== Work required ==
Copy the rows from the very first line through the line holding "- y-tick-label: 225,000: [9, 47, 53, 61]", including that line, keeping every character unchanged.

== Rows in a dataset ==
■ ■ ■ ■ ■ ■ ■

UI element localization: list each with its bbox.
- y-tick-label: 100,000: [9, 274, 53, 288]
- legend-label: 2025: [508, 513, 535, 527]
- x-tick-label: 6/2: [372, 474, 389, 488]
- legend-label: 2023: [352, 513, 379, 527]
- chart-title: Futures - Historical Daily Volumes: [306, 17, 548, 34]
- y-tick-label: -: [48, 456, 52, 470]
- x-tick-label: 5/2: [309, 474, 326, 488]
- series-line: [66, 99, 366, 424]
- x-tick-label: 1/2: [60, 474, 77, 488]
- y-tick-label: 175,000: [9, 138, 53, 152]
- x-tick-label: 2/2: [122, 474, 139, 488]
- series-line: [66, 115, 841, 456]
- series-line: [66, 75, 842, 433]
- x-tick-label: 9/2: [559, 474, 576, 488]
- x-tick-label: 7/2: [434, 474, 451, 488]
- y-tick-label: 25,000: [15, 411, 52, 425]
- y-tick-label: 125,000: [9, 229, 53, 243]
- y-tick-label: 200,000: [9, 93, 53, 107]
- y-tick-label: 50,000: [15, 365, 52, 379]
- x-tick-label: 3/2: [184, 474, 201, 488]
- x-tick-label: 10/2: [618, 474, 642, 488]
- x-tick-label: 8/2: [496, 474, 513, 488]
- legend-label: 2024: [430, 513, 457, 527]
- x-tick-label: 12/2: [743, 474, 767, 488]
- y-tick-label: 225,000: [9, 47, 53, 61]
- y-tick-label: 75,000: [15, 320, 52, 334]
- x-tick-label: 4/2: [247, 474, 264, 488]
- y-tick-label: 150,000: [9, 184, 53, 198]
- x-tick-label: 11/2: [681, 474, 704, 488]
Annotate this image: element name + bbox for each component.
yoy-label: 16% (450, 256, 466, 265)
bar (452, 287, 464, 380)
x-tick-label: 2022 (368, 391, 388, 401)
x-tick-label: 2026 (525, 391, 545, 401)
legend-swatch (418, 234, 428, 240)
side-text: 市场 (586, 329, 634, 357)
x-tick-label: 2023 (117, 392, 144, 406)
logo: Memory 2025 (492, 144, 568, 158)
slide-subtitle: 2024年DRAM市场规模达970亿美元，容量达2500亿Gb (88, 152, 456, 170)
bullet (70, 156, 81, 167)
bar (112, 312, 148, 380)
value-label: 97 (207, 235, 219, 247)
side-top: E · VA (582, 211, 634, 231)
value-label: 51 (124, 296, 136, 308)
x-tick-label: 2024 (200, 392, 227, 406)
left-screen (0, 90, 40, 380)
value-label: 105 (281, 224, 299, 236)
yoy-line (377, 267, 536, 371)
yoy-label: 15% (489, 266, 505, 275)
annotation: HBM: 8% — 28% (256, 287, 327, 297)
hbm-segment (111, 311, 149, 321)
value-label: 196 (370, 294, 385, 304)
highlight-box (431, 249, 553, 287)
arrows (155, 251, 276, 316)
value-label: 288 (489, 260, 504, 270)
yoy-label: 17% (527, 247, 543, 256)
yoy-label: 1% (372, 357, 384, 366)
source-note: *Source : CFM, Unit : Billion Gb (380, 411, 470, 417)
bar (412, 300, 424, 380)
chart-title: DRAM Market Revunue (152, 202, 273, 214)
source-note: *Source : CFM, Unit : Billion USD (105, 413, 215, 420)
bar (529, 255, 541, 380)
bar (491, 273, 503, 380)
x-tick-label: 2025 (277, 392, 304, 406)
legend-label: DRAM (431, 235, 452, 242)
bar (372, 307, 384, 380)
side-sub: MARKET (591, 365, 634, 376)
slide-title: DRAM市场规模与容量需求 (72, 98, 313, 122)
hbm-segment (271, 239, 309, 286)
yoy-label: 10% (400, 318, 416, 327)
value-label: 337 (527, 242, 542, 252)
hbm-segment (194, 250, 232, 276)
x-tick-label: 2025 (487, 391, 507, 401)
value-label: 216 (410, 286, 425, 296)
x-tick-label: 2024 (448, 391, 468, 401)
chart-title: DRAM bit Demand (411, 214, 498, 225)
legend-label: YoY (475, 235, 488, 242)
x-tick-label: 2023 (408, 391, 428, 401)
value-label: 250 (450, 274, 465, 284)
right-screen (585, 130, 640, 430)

■ ■ ■ ■ ■ ■ ■

== Task answer ==
UI element localization: list each with its bbox.
- y-tick-label: 100,000: [9, 274, 53, 288]
- legend-label: 2025: [508, 513, 535, 527]
- x-tick-label: 6/2: [372, 474, 389, 488]
- legend-label: 2023: [352, 513, 379, 527]
- chart-title: Futures - Historical Daily Volumes: [306, 17, 548, 34]
- y-tick-label: -: [48, 456, 52, 470]
- x-tick-label: 5/2: [309, 474, 326, 488]
- series-line: [66, 99, 366, 424]
- x-tick-label: 1/2: [60, 474, 77, 488]
- y-tick-label: 175,000: [9, 138, 53, 152]
- x-tick-label: 2/2: [122, 474, 139, 488]
- series-line: [66, 115, 841, 456]
- series-line: [66, 75, 842, 433]
- x-tick-label: 9/2: [559, 474, 576, 488]
- x-tick-label: 7/2: [434, 474, 451, 488]
- y-tick-label: 25,000: [15, 411, 52, 425]
- y-tick-label: 125,000: [9, 229, 53, 243]
- y-tick-label: 200,000: [9, 93, 53, 107]
- y-tick-label: 50,000: [15, 365, 52, 379]
- x-tick-label: 3/2: [184, 474, 201, 488]
- x-tick-label: 10/2: [618, 474, 642, 488]
- x-tick-label: 8/2: [496, 474, 513, 488]
- legend-label: 2024: [430, 513, 457, 527]
- x-tick-label: 12/2: [743, 474, 767, 488]
- y-tick-label: 225,000: [9, 47, 53, 61]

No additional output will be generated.